### Problem requirements
Return the whole listing exactly as it stands.

==================================================

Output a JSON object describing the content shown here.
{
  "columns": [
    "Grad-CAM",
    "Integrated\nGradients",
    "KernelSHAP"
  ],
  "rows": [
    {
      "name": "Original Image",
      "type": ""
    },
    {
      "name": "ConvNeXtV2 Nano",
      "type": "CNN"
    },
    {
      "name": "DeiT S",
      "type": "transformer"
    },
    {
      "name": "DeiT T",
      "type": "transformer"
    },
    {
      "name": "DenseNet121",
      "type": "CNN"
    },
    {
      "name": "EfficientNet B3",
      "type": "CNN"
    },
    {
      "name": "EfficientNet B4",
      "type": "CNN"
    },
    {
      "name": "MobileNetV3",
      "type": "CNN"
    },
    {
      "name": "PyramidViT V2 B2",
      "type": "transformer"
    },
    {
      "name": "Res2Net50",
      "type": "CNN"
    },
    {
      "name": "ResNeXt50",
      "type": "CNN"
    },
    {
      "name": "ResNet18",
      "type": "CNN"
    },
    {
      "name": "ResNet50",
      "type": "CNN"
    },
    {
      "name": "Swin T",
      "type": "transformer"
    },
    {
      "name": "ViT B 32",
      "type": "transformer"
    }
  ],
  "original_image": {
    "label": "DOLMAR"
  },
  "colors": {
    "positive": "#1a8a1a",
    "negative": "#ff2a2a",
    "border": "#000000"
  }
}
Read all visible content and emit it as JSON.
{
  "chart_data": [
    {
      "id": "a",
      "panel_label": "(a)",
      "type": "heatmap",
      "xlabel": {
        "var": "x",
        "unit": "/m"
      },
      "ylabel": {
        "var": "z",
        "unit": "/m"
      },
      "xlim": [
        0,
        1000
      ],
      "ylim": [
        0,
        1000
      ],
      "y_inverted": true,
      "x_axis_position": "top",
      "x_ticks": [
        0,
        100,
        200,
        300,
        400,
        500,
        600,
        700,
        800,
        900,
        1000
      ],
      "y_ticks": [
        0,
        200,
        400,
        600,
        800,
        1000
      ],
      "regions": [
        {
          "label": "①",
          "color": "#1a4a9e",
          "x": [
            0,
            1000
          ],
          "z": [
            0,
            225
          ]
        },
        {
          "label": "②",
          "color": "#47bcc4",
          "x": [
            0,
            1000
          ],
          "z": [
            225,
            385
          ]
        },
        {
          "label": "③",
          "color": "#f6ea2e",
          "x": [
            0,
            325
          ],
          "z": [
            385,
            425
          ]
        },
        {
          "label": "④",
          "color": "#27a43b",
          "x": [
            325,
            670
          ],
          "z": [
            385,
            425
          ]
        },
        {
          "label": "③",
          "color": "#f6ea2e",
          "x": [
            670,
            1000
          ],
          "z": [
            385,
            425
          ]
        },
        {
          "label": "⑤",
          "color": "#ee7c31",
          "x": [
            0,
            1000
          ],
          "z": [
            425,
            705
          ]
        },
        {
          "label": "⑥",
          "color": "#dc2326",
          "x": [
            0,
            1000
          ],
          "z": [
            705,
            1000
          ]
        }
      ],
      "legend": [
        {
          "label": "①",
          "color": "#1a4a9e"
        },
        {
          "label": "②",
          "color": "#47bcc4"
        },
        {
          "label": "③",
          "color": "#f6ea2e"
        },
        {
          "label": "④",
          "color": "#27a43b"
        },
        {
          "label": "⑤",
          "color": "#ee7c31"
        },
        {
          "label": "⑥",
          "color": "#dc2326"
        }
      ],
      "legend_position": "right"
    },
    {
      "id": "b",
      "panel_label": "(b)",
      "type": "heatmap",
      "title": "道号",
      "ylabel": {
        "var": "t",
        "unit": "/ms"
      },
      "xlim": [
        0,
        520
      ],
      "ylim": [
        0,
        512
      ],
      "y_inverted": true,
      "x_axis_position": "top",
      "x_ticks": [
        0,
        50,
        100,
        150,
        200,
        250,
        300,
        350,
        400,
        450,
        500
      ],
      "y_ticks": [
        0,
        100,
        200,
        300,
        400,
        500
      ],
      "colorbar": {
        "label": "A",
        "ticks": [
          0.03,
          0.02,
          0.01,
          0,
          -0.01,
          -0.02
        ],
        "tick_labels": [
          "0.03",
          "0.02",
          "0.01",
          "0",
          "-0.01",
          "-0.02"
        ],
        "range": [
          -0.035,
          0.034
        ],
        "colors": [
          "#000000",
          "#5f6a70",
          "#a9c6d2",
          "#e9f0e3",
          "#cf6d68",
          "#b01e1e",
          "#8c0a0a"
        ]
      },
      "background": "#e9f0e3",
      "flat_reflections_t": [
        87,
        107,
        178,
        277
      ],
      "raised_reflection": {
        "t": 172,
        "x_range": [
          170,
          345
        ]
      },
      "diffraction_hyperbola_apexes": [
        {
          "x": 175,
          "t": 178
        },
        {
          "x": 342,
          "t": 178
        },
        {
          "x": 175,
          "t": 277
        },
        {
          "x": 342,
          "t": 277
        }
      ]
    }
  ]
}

==================================================

### Exercise solution
Output a JSON object describing the content shown here.
{
  "columns": [
    "Grad-CAM",
    "Integrated\nGradients",
    "KernelSHAP"
  ],
  "rows": [
    {
      "name": "Original Image",
      "type": ""
    },
    {
      "name": "ConvNeXtV2 Nano",
      "type": "CNN"
    },
    {
      "name": "DeiT S",
      "type": "transformer"
    },
    {
      "name": "DeiT T",
      "type": "transformer"
    },
    {
      "name": "DenseNet121",
      "type": "CNN"
    },
    {
      "name": "EfficientNet B3",
      "type": "CNN"
    },
    {
      "name": "EfficientNet B4",
      "type": "CNN"
    },
    {
      "name": "MobileNetV3",
      "type": "CNN"
    },
    {
      "name": "PyramidViT V2 B2",
      "type": "transformer"
    },
    {
      "name": "Res2Net50",
      "type": "CNN"
    },
    {
      "name": "ResNeXt50",
      "type": "CNN"
    },
    {
      "name": "ResNet18",
      "type": "CNN"
    },
    {
      "name": "ResNet50",
      "type": "CNN"
    },
    {
      "name": "Swin T",
      "type": "transformer"
    },
    {
      "name": "ViT B 32",
      "type": "transformer"
    }
  ],
  "original_image": {
    "label": "DOLMAR"
  },
  "colors": {
    "positive": "#1a8a1a",
    "negative": "#ff2a2a",
    "border": "#000000"
  }
}
Read all visible content and emit it as JSON.
{
  "chart_data": [
    {
      "id": "a",
      "panel_label": "(a)",
      "type": "heatmap",
      "xlabel": {
        "var": "x",
        "unit": "/m"
      },
      "ylabel": {
        "var": "z",
        "unit": "/m"
      },
      "xlim": [
        0,
        1000
      ],
      "ylim": [
        0,
        1000
      ],
      "y_inverted": true,
      "x_axis_position": "top",
      "x_ticks": [
        0,
        100,
        200,
        300,
        400,
        500,
        600,
        700,
        800,
        900,
        1000
      ],
      "y_ticks": [
        0,
        200,
        400,
        600,
        800,
        1000
      ],
      "regions": [
        {
          "label": "①",
          "color": "#1a4a9e",
          "x": [
            0,
            1000
          ],
          "z": [
            0,
            225
          ]
        },
        {
          "label": "②",
          "color": "#47bcc4",
          "x": [
            0,
            1000
          ],
          "z": [
            225,
            385
          ]
        },
        {
          "label": "③",
          "color": "#f6ea2e",
          "x": [
            0,
            325
          ],
          "z": [
            385,
            425
          ]
        },
        {
          "label": "④",
          "color": "#27a43b",
          "x": [
            325,
            670
          ],
          "z": [
            385,
            425
          ]
        },
        {
          "label": "③",
          "color": "#f6ea2e",
          "x": [
            670,
            1000
          ],
          "z": [
            385,
            425
          ]
        },
        {
          "label": "⑤",
          "color": "#ee7c31",
          "x": [
            0,
            1000
          ],
          "z": [
            425,
            705
          ]
        },
        {
          "label": "⑥",
          "color": "#dc2326",
          "x": [
            0,
            1000
          ],
          "z": [
            705,
            1000
          ]
        }
      ],
      "legend": [
        {
          "label": "①",
          "color": "#1a4a9e"
        },
        {
          "label": "②",
          "color": "#47bcc4"
        },
        {
          "label": "③",
          "color": "#f6ea2e"
        },
        {
          "label": "④",
          "color": "#27a43b"
        },
        {
          "label": "⑤",
          "color": "#ee7c31"
        },
        {
          "label": "⑥",
          "color": "#dc2326"
        }
      ],
      "legend_position": "right"
    },
    {
      "id": "b",
      "panel_label": "(b)",
      "type": "heatmap",
      "title": "道号",
      "ylabel": {
        "var": "t",
        "unit": "/ms"
      },
      "xlim": [
        0,
        520
      ],
      "ylim": [
        0,
        512
      ],
      "y_inverted": true,
      "x_axis_position": "top",
      "x_ticks": [
        0,
        50,
        100,
        150,
        200,
        250,
        300,
        350,
        400,
        450,
        500
      ],
      "y_ticks": [
        0,
        100,
        200,
        300,
        400,
        500
      ],
      "colorbar": {
        "label": "A",
        "ticks": [
          0.03,
          0.02,
          0.01,
          0,
          -0.01,
          -0.02
        ],
        "tick_labels": [
          "0.03",
          "0.02",
          "0.01",
          "0",
          "-0.01",
          "-0.02"
        ],
        "range": [
          -0.035,
          0.034
        ],
        "colors": [
          "#000000",
          "#5f6a70",
          "#a9c6d2",
          "#e9f0e3",
          "#cf6d68",
          "#b01e1e",
          "#8c0a0a"
        ]
      },
      "background": "#e9f0e3",
      "flat_reflections_t": [
        87,
        107,
        178,
        277
      ],
      "raised_reflection": {
        "t": 172,
        "x_range": [
          170,
          345
        ]
      },
      "diffraction_hyperbola_apexes": [
        {
          "x": 175,
          "t": 178
        },
        {
          "x": 342,
          "t": 178
        },
        {
          "x": 175,
          "t": 277
        },
        {
          "x": 342,
          "t": 277
        }
      ]
    }
  ]
}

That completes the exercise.